* Aim *
Find every line with the word "ACCEPT". Copy those lines.

Stored records
#####

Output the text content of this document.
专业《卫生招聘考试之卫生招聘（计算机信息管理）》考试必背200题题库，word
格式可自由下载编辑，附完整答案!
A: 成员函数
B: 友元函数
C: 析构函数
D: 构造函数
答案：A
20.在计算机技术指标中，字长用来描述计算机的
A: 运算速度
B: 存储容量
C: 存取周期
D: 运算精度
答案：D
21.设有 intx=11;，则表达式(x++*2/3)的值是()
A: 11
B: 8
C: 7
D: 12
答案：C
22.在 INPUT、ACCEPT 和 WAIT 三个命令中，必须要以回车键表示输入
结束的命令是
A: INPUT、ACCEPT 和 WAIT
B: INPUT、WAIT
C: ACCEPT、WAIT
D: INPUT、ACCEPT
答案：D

#####

* The output *
22.在 INPUT、ACCEPT 和 WAIT 三个命令中，必须要以回车键表示输入
A: INPUT、ACCEPT 和 WAIT
C: ACCEPT、WAIT
D: INPUT、ACCEPT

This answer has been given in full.